» OBJECTIVE: Word for word, quote all of the material, omitting the pictures.

» Records from a data collection:
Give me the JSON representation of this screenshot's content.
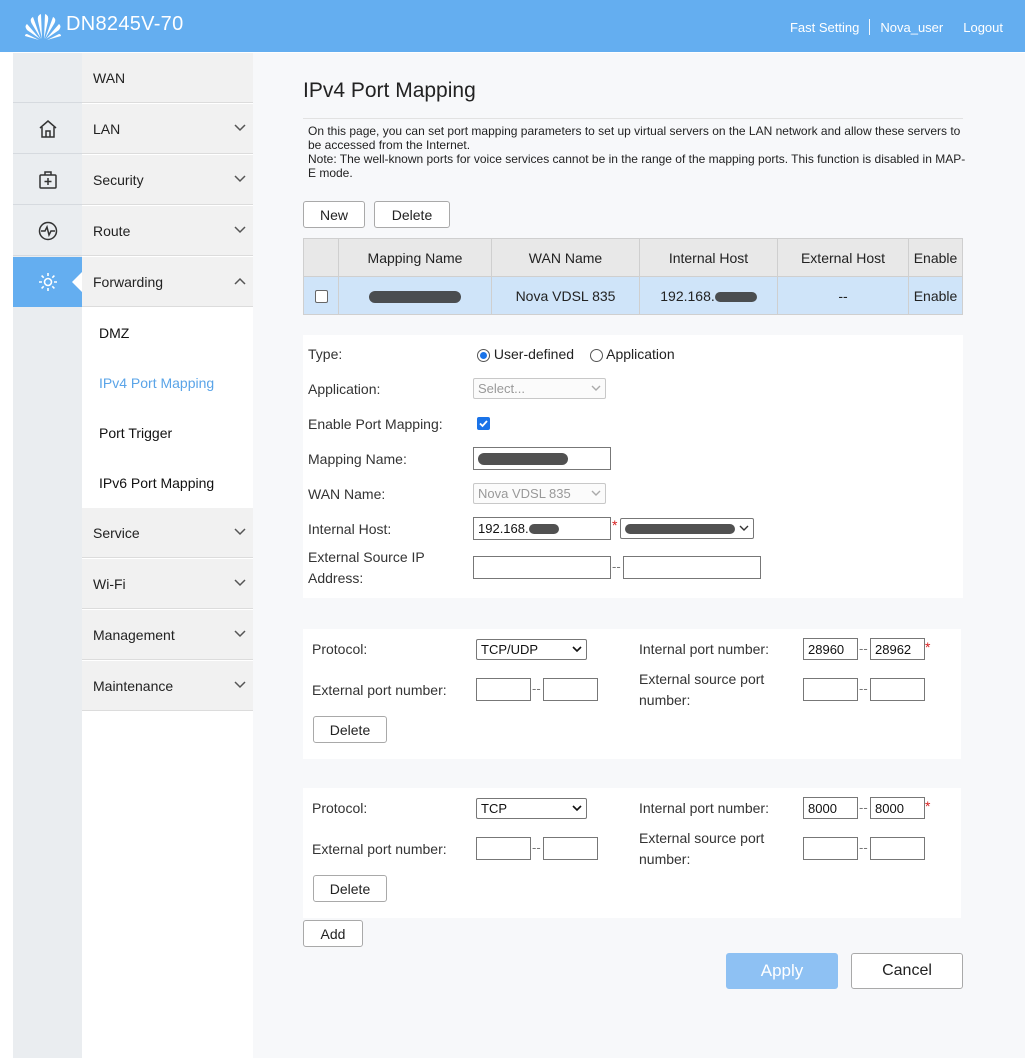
{
  "header": {
    "brand": "DN8245V-70",
    "links": [
      "Fast Setting",
      "Nova_user",
      "Logout"
    ]
  },
  "sidebar": {
    "items": [
      {
        "label": "WAN",
        "icon": ""
      },
      {
        "label": "LAN",
        "icon": "home-icon"
      },
      {
        "label": "Security",
        "icon": "medical-kit-icon"
      },
      {
        "label": "Route",
        "icon": "pulse-icon"
      },
      {
        "label": "Forwarding",
        "icon": "gear-icon"
      }
    ],
    "subitems": [
      "DMZ",
      "IPv4 Port Mapping",
      "Port Trigger",
      "IPv6 Port Mapping"
    ],
    "more_items": [
      "Service",
      "Wi-Fi",
      "Management",
      "Maintenance"
    ]
  },
  "page": {
    "title": "IPv4 Port Mapping",
    "description": "On this page, you can set port mapping parameters to set up virtual servers on the LAN network and allow these servers to be accessed from the Internet.",
    "note": "Note: The well-known ports for voice services cannot be in the range of the mapping ports. This function is disabled in MAP-E mode.",
    "new_button": "New",
    "delete_button": "Delete"
  },
  "table": {
    "headers": [
      "Mapping Name",
      "WAN Name",
      "Internal Host",
      "External Host",
      "Enable"
    ],
    "rows": [
      {
        "mapping_name": "",
        "wan_name": "Nova VDSL 835",
        "internal_host": "192.168.",
        "external_host": "--",
        "enable": "Enable"
      }
    ]
  },
  "form": {
    "type_label": "Type:",
    "type_options": [
      "User-defined",
      "Application"
    ],
    "type_selected": "User-defined",
    "application_label": "Application:",
    "application_placeholder": "Select...",
    "enable_label": "Enable Port Mapping:",
    "enable_checked": true,
    "mapping_name_label": "Mapping Name:",
    "wan_name_label": "WAN Name:",
    "wan_name_value": "Nova VDSL 835",
    "internal_host_label": "Internal Host:",
    "internal_host_value": "192.168.",
    "ext_src_label_1": "External Source IP",
    "ext_src_label_2": "Address:"
  },
  "rules": [
    {
      "protocol_label": "Protocol:",
      "protocol": "TCP/UDP",
      "internal_port_label": "Internal port number:",
      "internal_start": "28960",
      "internal_end": "28962",
      "external_port_label": "External port number:",
      "ext_src_port_label_1": "External source port",
      "ext_src_port_label_2": "number:",
      "delete_label": "Delete"
    },
    {
      "protocol_label": "Protocol:",
      "protocol": "TCP",
      "internal_port_label": "Internal port number:",
      "internal_start": "8000",
      "internal_end": "8000",
      "external_port_label": "External port number:",
      "ext_src_port_label_1": "External source port",
      "ext_src_port_label_2": "number:",
      "delete_label": "Delete"
    }
  ],
  "actions": {
    "add": "Add",
    "apply": "Apply",
    "cancel": "Cancel"
  },
  "colors": {
    "accent": "#64aef0",
    "selected_row": "#cfe4f9",
    "apply": "#8ec1f3"
  }
}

» SOLUTION FOR THIS EXERCISE:
Give me the JSON representation of this screenshot's content.
{
  "header": {
    "brand": "DN8245V-70",
    "links": [
      "Fast Setting",
      "Nova_user",
      "Logout"
    ]
  },
  "sidebar": {
    "items": [
      {
        "label": "WAN",
        "icon": ""
      },
      {
        "label": "LAN",
        "icon": "home-icon"
      },
      {
        "label": "Security",
        "icon": "medical-kit-icon"
      },
      {
        "label": "Route",
        "icon": "pulse-icon"
      },
      {
        "label": "Forwarding",
        "icon": "gear-icon"
      }
    ],
    "subitems": [
      "DMZ",
      "IPv4 Port Mapping",
      "Port Trigger",
      "IPv6 Port Mapping"
    ],
    "more_items": [
      "Service",
      "Wi-Fi",
      "Management",
      "Maintenance"
    ]
  },
  "page": {
    "title": "IPv4 Port Mapping",
    "description": "On this page, you can set port mapping parameters to set up virtual servers on the LAN network and allow these servers to be accessed from the Internet.",
    "note": "Note: The well-known ports for voice services cannot be in the range of the mapping ports. This function is disabled in MAP-E mode.",
    "new_button": "New",
    "delete_button": "Delete"
  },
  "table": {
    "headers": [
      "Mapping Name",
      "WAN Name",
      "Internal Host",
      "External Host",
      "Enable"
    ],
    "rows": [
      {
        "mapping_name": "",
        "wan_name": "Nova VDSL 835",
        "internal_host": "192.168.",
        "external_host": "--",
        "enable": "Enable"
      }
    ]
  },
  "form": {
    "type_label": "Type:",
    "type_options": [
      "User-defined",
      "Application"
    ],
    "type_selected": "User-defined",
    "application_label": "Application:",
    "application_placeholder": "Select...",
    "enable_label": "Enable Port Mapping:",
    "enable_checked": true,
    "mapping_name_label": "Mapping Name:",
    "wan_name_label": "WAN Name:",
    "wan_name_value": "Nova VDSL 835",
    "internal_host_label": "Internal Host:",
    "internal_host_value": "192.168.",
    "ext_src_label_1": "External Source IP",
    "ext_src_label_2": "Address:"
  },
  "rules": [
    {
      "protocol_label": "Protocol:",
      "protocol": "TCP/UDP",
      "internal_port_label": "Internal port number:",
      "internal_start": "28960",
      "internal_end": "28962",
      "external_port_label": "External port number:",
      "ext_src_port_label_1": "External source port",
      "ext_src_port_label_2": "number:",
      "delete_label": "Delete"
    },
    {
      "protocol_label": "Protocol:",
      "protocol": "TCP",
      "internal_port_label": "Internal port number:",
      "internal_start": "8000",
      "internal_end": "8000",
      "external_port_label": "External port number:",
      "ext_src_port_label_1": "External source port",
      "ext_src_port_label_2": "number:",
      "delete_label": "Delete"
    }
  ],
  "actions": {
    "add": "Add",
    "apply": "Apply",
    "cancel": "Cancel"
  },
  "colors": {
    "accent": "#64aef0",
    "selected_row": "#cfe4f9",
    "apply": "#8ec1f3"
  }
}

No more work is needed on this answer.